Convert every line of the records below into a numbered list. Skip blank lines and leave out the pictures.

Extracted information:
++++++
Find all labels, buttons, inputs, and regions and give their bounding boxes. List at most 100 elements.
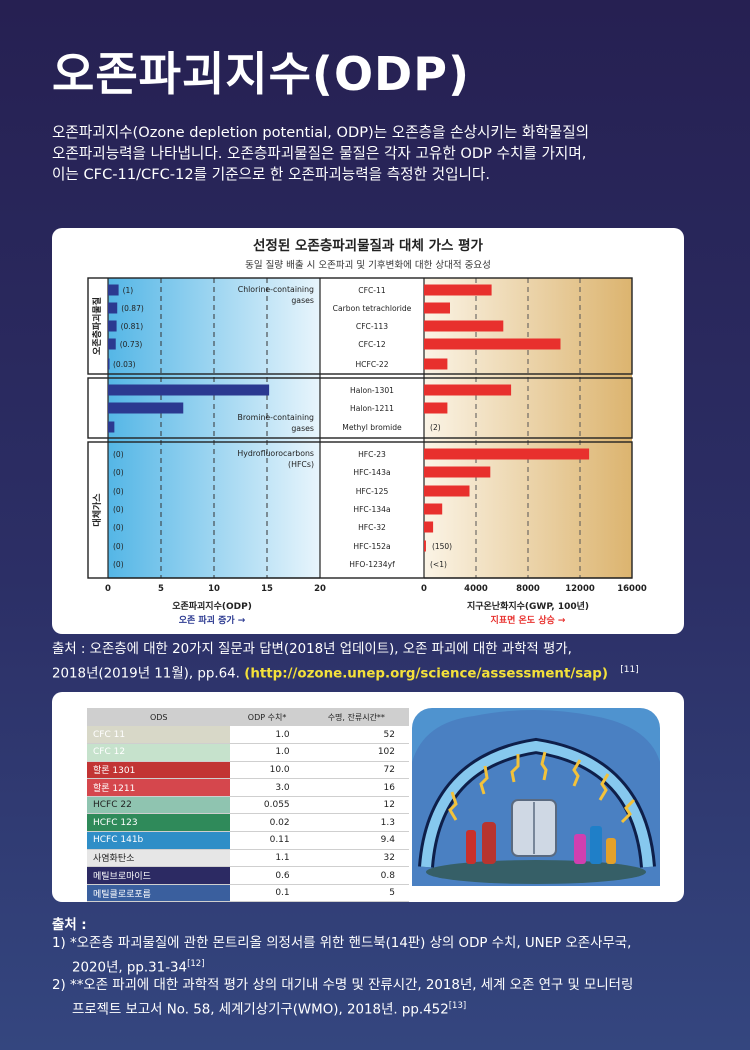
odp-value: 1.0 <box>230 726 304 745</box>
odp-tick-label: 20 <box>314 584 326 594</box>
odp-value: 1.0 <box>230 743 304 762</box>
category-label: CFC-11 <box>358 286 386 295</box>
odp-bar <box>108 402 184 414</box>
odp-value-label: (0.81) <box>121 322 144 331</box>
lifetime-value: 5 <box>303 884 409 903</box>
odp-value-label: (0.03) <box>113 360 136 369</box>
odp-tick-label: 15 <box>261 584 273 594</box>
gwp-bar <box>424 358 448 370</box>
table-row: HCFC 123 0.02 1.3 <box>87 813 409 833</box>
gwp-bar <box>424 540 426 552</box>
lifetime-value: 102 <box>303 743 409 762</box>
odp-value: 0.6 <box>230 866 304 885</box>
intro-line: 이는 CFC-11/CFC-12를 기준으로 한 오존파괴능력을 측정한 것입니… <box>52 166 490 183</box>
gwp-bar <box>424 338 561 350</box>
odp-value-label: (0.87) <box>121 304 144 313</box>
odp-value: 0.02 <box>230 813 304 833</box>
table-row: 사염화탄소 1.1 32 <box>87 849 409 868</box>
category-label: HCFC-22 <box>355 360 388 369</box>
table-row: 메틸클로로포름 0.1 5 <box>87 884 409 903</box>
odp-value-label: (0) <box>113 523 124 532</box>
annotation-hfc: Hydrofluorocarbons <box>237 449 314 458</box>
odp-bar <box>108 320 117 332</box>
gwp-bar <box>424 320 504 332</box>
category-label: Methyl bromide <box>342 423 402 432</box>
gwp-tick-label: 8000 <box>516 584 540 594</box>
odp-value-label: (0) <box>113 542 124 551</box>
category-label: Halon-1211 <box>350 404 394 413</box>
category-label: Carbon tetrachloride <box>333 304 412 313</box>
ods-name: HCFC 22 <box>87 796 231 815</box>
odp-arrow-label: 오존 파괴 증가 → <box>179 614 246 626</box>
gwp-arrow-label: 지표면 온도 상승 → <box>491 614 566 626</box>
gwp-bar <box>424 402 448 414</box>
odp-value: 0.055 <box>230 796 304 815</box>
category-label: CFC-113 <box>356 322 388 331</box>
footnote-ref: [13] <box>448 1001 467 1011</box>
source-link[interactable]: (http://ozone.unep.org/science/assessmen… <box>244 666 608 682</box>
lifetime-value: 32 <box>303 849 409 868</box>
intro-paragraph: 오존파괴지수(Ozone depletion potential, ODP)는 … <box>52 122 712 185</box>
footnote-ref: [12] <box>187 959 205 969</box>
ods-name: 메틸클로로포름 <box>87 884 231 903</box>
table-header-row: ODS ODP 수치* 수명, 잔류시간** <box>87 708 409 726</box>
table-row: 할론 1301 10.0 72 <box>87 761 409 780</box>
odp-value: 3.0 <box>230 778 304 797</box>
odp-gwp-chart: 선정된 오존층파괴물질과 대체 가스 평가 동일 질량 배출 시 오존파괴 및 … <box>87 237 647 626</box>
source-text-2: 2018년(2019년 11월), pp.64. <box>52 666 240 682</box>
gwp-value-label: (<1) <box>430 560 447 569</box>
group-frame <box>87 441 633 579</box>
odp-tick-label: 10 <box>208 584 220 594</box>
odp-value-label: (0) <box>113 505 124 514</box>
footnote-line: 프로젝트 보고서 No. 58, 세계기상기구(WMO), 2018년. pp.… <box>72 1002 449 1018</box>
odp-value: 1.1 <box>230 849 304 868</box>
gwp-tick-label: 0 <box>421 584 427 594</box>
group-frame <box>87 277 633 375</box>
group-label-ods: 오존층파괴물질 <box>91 297 103 355</box>
ods-name: 할론 1301 <box>87 761 231 780</box>
odp-bar <box>108 338 116 350</box>
annotation-chlorine: gases <box>291 296 314 305</box>
intro-line: 오존파괴능력을 나타냅니다. 오존층파괴물질은 물질은 각자 고유한 ODP 수… <box>52 145 587 162</box>
label-panel-bg <box>320 278 424 578</box>
category-label: HFO-1234yf <box>349 560 395 569</box>
gwp-tick-label: 4000 <box>464 584 488 594</box>
table-card: ODS ODP 수치* 수명, 잔류시간** CFC 11 1.0 52 CFC 12… <box>52 692 684 903</box>
odp-bar <box>108 284 119 296</box>
ods-name: 메틸브로마이드 <box>87 866 231 885</box>
odp-value-label: (0) <box>113 487 124 496</box>
category-label: HFC-143a <box>353 468 390 477</box>
lifetime-value: 12 <box>303 796 409 815</box>
ods-name: 사염화탄소 <box>87 849 231 868</box>
chart-subtitle: 동일 질량 배출 시 오존파괴 및 기후변화에 대한 상대적 중요성 <box>245 259 491 271</box>
odp-value: 0.11 <box>230 831 304 850</box>
ods-table: ODS ODP 수치* 수명, 잔류시간** CFC 11 1.0 52 CFC 12… <box>87 708 409 903</box>
footnote-line: 1) *오존층 파괴물질에 관한 몬트리올 의정서를 위한 핸드북(14판) 상… <box>52 936 632 951</box>
header-ods: ODS <box>87 708 231 726</box>
ods-name: CFC 12 <box>87 743 231 762</box>
intro-line: 오존파괴지수(Ozone depletion potential, ODP)는 … <box>52 124 590 141</box>
gwp-bar <box>424 384 512 396</box>
lifetime-value: 72 <box>303 761 409 780</box>
category-label: HFC-152a <box>353 542 390 551</box>
header-odp: ODP 수치* <box>230 708 304 726</box>
annotation-bromine: Bromine-containing <box>238 413 315 422</box>
gwp-tick-label: 12000 <box>565 584 595 594</box>
ods-name: HCFC 123 <box>87 813 231 833</box>
table-row: HCFC 22 0.055 12 <box>87 796 409 815</box>
lifetime-value: 9.4 <box>303 831 409 850</box>
gwp-value-label: (150) <box>432 542 452 551</box>
odp-value-label: (1) <box>123 286 134 295</box>
ods-name: CFC 11 <box>87 726 231 745</box>
table-row: CFC 12 1.0 102 <box>87 743 409 762</box>
chart-card: 선정된 오존층파괴물질과 대체 가스 평가 동일 질량 배출 시 오존파괴 및 … <box>52 228 684 634</box>
odp-value-label: (0.73) <box>120 340 143 349</box>
category-label: CFC-12 <box>358 340 386 349</box>
table-row: CFC 11 1.0 52 <box>87 726 409 745</box>
gwp-bar <box>424 284 492 296</box>
table-row: 메틸브로마이드 0.6 0.8 <box>87 866 409 885</box>
odp-tick-label: 5 <box>158 584 164 594</box>
group-frame <box>87 377 633 439</box>
odp-value-label: (0) <box>113 560 124 569</box>
odp-axis-label: 오존파괴지수(ODP) <box>172 600 252 612</box>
++++++
The answer:
1. Find all labels, buttons, inputs, and regions and give their bounding boxes. List at most 100 elements.
2. odp-value: 1.0 <box>230 726 304 745</box>
3. odp-tick-label: 20 <box>314 584 326 594</box>
4. odp-value: 1.0 <box>230 743 304 762</box>
5. category-label: CFC-11 <box>358 286 386 295</box>
6. odp-bar <box>108 402 184 414</box>
7. odp-value-label: (0.81) <box>121 322 144 331</box>
8. lifetime-value: 5 <box>303 884 409 903</box>
9. odp-value-label: (0.03) <box>113 360 136 369</box>
10. odp-tick-label: 15 <box>261 584 273 594</box>
11. gwp-bar <box>424 358 448 370</box>
12. table-row: HCFC 123 0.02 1.3 <box>87 813 409 833</box>
13. gwp-bar <box>424 540 426 552</box>
14. lifetime-value: 102 <box>303 743 409 762</box>
15. odp-value: 0.6 <box>230 866 304 885</box>
16. intro-line: 이는 CFC-11/CFC-12를 기준으로 한 오존파괴능력을 측정한 것입니… <box>52 166 490 183</box>
17. gwp-bar <box>424 338 561 350</box>
18. odp-value-label: (0.87) <box>121 304 144 313</box>
19. odp-value: 0.02 <box>230 813 304 833</box>
20. table-row: 사염화탄소 1.1 32 <box>87 849 409 868</box>
21. category-label: HCFC-22 <box>355 360 388 369</box>
22. table-row: 메틸클로로포름 0.1 5 <box>87 884 409 903</box>
23. odp-value-label: (0) <box>113 523 124 532</box>
24. annotation-hfc: Hydrofluorocarbons <box>237 449 314 458</box>
25. odp-bar <box>108 320 117 332</box>
26. gwp-bar <box>424 320 504 332</box>
27. category-label: Methyl bromide <box>342 423 402 432</box>
28. gwp-tick-label: 8000 <box>516 584 540 594</box>
29. odp-value-label: (0) <box>113 542 124 551</box>
30. category-label: Halon-1211 <box>350 404 394 413</box>
31. category-label: Carbon tetrachloride <box>333 304 412 313</box>
32. ods-name: HCFC 22 <box>87 796 231 815</box>
33. odp-arrow-label: 오존 파괴 증가 → <box>179 614 246 626</box>
34. gwp-arrow-label: 지표면 온도 상승 → <box>491 614 566 626</box>
35. gwp-bar <box>424 402 448 414</box>
36. odp-value: 0.055 <box>230 796 304 815</box>
37. category-label: CFC-113 <box>356 322 388 331</box>
38. footnote-ref: [13] <box>448 1001 467 1011</box>
39. source-link[interactable]: (http://ozone.unep.org/science/assessmen… <box>244 666 608 682</box>
40. lifetime-value: 32 <box>303 849 409 868</box>
41. intro-paragraph: 오존파괴지수(Ozone depletion potential, ODP)는 … <box>52 122 712 185</box>
42. footnote-ref: [12] <box>187 959 205 969</box>
43. ods-name: 메틸클로로포름 <box>87 884 231 903</box>
44. table-header-row: ODS ODP 수치* 수명, 잔류시간** <box>87 708 409 726</box>
45. table-row: 할론 1301 10.0 72 <box>87 761 409 780</box>
46. odp-value: 3.0 <box>230 778 304 797</box>
47. odp-gwp-chart: 선정된 오존층파괴물질과 대체 가스 평가 동일 질량 배출 시 오존파괴 및 … <box>87 237 647 626</box>
48. source-text-2: 2018년(2019년 11월), pp.64. <box>52 666 240 682</box>
49. gwp-value-label: (<1) <box>430 560 447 569</box>
50. group-frame <box>87 441 633 579</box>
51. odp-tick-label: 10 <box>208 584 220 594</box>
52. odp-value-label: (0) <box>113 505 124 514</box>
53. footnote-line: 프로젝트 보고서 No. 58, 세계기상기구(WMO), 2018년. pp.… <box>72 1002 449 1018</box>
54. odp-value: 1.1 <box>230 849 304 868</box>
55. gwp-tick-label: 0 <box>421 584 427 594</box>
56. group-frame <box>87 277 633 375</box>
57. group-label-ods: 오존층파괴물질 <box>91 297 103 355</box>
58. ods-name: 할론 1301 <box>87 761 231 780</box>
59. odp-bar <box>108 338 116 350</box>
60. annotation-chlorine: gases <box>291 296 314 305</box>
61. intro-line: 오존파괴능력을 나타냅니다. 오존층파괴물질은 물질은 각자 고유한 ODP 수… <box>52 145 587 162</box>
62. label-panel-bg <box>320 278 424 578</box>
63. category-label: HFO-1234yf <box>349 560 395 569</box>
64. gwp-tick-label: 4000 <box>464 584 488 594</box>
65. table-card: ODS ODP 수치* 수명, 잔류시간** CFC 11 1.0 52 CFC 12… <box>52 692 684 903</box>
66. odp-bar <box>108 284 119 296</box>
67. ods-name: 메틸브로마이드 <box>87 866 231 885</box>
68. odp-value-label: (0) <box>113 487 124 496</box>
69. category-label: HFC-143a <box>353 468 390 477</box>
70. lifetime-value: 12 <box>303 796 409 815</box>
71. ods-name: 사염화탄소 <box>87 849 231 868</box>
72. chart-subtitle: 동일 질량 배출 시 오존파괴 및 기후변화에 대한 상대적 중요성 <box>245 259 491 271</box>
73. odp-value: 0.11 <box>230 831 304 850</box>
74. ods-table: ODS ODP 수치* 수명, 잔류시간** CFC 11 1.0 52 CFC 12… <box>87 708 409 903</box>
75. footnote-line: 1) *오존층 파괴물질에 관한 몬트리올 의정서를 위한 핸드북(14판) 상… <box>52 936 632 951</box>
76. header-ods: ODS <box>87 708 231 726</box>
77. ods-name: CFC 12 <box>87 743 231 762</box>
78. intro-line: 오존파괴지수(Ozone depletion potential, ODP)는 … <box>52 124 590 141</box>
79. gwp-bar <box>424 384 512 396</box>
80. lifetime-value: 72 <box>303 761 409 780</box>
81. category-label: HFC-152a <box>353 542 390 551</box>
82. header-odp: ODP 수치* <box>230 708 304 726</box>
83. annotation-bromine: Bromine-containing <box>238 413 315 422</box>
84. gwp-tick-label: 12000 <box>565 584 595 594</box>
85. ods-name: HCFC 123 <box>87 813 231 833</box>
86. table-row: HCFC 22 0.055 12 <box>87 796 409 815</box>
87. lifetime-value: 9.4 <box>303 831 409 850</box>
88. gwp-value-label: (150) <box>432 542 452 551</box>
89. odp-value-label: (1) <box>123 286 134 295</box>
90. ods-name: CFC 11 <box>87 726 231 745</box>
91. table-row: CFC 12 1.0 102 <box>87 743 409 762</box>
92. chart-card: 선정된 오존층파괴물질과 대체 가스 평가 동일 질량 배출 시 오존파괴 및 … <box>52 228 684 634</box>
93. odp-value-label: (0.73) <box>120 340 143 349</box>
94. category-label: CFC-12 <box>358 340 386 349</box>
95. table-row: CFC 11 1.0 52 <box>87 726 409 745</box>
96. gwp-bar <box>424 284 492 296</box>
97. table-row: 메틸브로마이드 0.6 0.8 <box>87 866 409 885</box>
98. odp-tick-label: 5 <box>158 584 164 594</box>
99. group-frame <box>87 377 633 439</box>
100. odp-value-label: (0) <box>113 560 124 569</box>
101. odp-axis-label: 오존파괴지수(ODP) <box>172 600 252 612</box>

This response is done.